Exercise directions >> Locate each line in the records containing "JSON". Copy it.

_ _ _

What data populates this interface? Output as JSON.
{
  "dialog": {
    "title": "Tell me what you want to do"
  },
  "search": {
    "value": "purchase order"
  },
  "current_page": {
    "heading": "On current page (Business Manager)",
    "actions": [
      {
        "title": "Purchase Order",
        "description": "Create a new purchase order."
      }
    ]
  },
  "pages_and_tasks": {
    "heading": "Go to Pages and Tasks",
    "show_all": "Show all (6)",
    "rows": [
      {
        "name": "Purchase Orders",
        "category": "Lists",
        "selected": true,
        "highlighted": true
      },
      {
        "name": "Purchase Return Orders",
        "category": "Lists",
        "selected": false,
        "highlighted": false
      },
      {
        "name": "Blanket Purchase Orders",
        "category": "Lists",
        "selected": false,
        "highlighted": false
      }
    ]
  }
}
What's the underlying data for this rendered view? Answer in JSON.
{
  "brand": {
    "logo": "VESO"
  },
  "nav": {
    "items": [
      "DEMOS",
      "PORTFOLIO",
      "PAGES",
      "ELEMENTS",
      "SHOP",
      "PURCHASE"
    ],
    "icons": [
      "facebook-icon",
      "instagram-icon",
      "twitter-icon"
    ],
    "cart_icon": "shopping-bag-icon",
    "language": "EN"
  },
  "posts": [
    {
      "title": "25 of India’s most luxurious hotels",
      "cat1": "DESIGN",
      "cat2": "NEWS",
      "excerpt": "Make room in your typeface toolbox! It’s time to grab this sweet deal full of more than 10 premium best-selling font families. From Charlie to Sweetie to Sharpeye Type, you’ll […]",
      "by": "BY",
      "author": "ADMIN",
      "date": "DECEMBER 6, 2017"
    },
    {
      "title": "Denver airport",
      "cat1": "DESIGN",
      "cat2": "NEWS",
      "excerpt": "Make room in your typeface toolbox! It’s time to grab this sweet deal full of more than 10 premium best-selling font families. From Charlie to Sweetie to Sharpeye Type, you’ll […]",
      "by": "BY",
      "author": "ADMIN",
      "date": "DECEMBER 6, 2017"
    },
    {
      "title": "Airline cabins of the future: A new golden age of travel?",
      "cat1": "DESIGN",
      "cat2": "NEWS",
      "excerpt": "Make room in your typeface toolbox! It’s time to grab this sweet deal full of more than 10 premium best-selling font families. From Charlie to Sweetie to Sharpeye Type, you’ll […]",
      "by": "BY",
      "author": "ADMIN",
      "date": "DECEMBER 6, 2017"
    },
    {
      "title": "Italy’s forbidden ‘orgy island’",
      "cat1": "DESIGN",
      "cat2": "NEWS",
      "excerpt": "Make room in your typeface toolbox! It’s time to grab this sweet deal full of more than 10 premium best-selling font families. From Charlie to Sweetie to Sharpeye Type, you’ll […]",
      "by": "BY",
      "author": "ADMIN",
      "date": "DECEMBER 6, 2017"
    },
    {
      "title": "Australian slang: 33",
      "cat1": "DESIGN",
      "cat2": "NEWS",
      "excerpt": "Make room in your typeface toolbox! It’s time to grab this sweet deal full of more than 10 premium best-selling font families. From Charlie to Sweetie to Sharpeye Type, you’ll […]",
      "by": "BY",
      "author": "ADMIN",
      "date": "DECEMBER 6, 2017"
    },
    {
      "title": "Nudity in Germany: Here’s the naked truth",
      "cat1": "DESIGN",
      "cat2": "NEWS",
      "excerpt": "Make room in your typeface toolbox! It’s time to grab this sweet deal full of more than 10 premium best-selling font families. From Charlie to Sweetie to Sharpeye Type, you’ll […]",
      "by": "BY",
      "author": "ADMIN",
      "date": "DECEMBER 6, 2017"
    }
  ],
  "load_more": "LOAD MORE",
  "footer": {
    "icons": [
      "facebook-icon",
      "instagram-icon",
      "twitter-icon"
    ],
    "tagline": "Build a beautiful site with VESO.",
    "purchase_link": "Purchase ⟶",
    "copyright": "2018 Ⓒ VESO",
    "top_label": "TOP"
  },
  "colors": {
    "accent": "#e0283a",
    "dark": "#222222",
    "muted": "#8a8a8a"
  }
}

_ _ _

Solution to the problem >>
What data populates this interface? Output as JSON.
What's the underlying data for this rendered view? Answer in JSON.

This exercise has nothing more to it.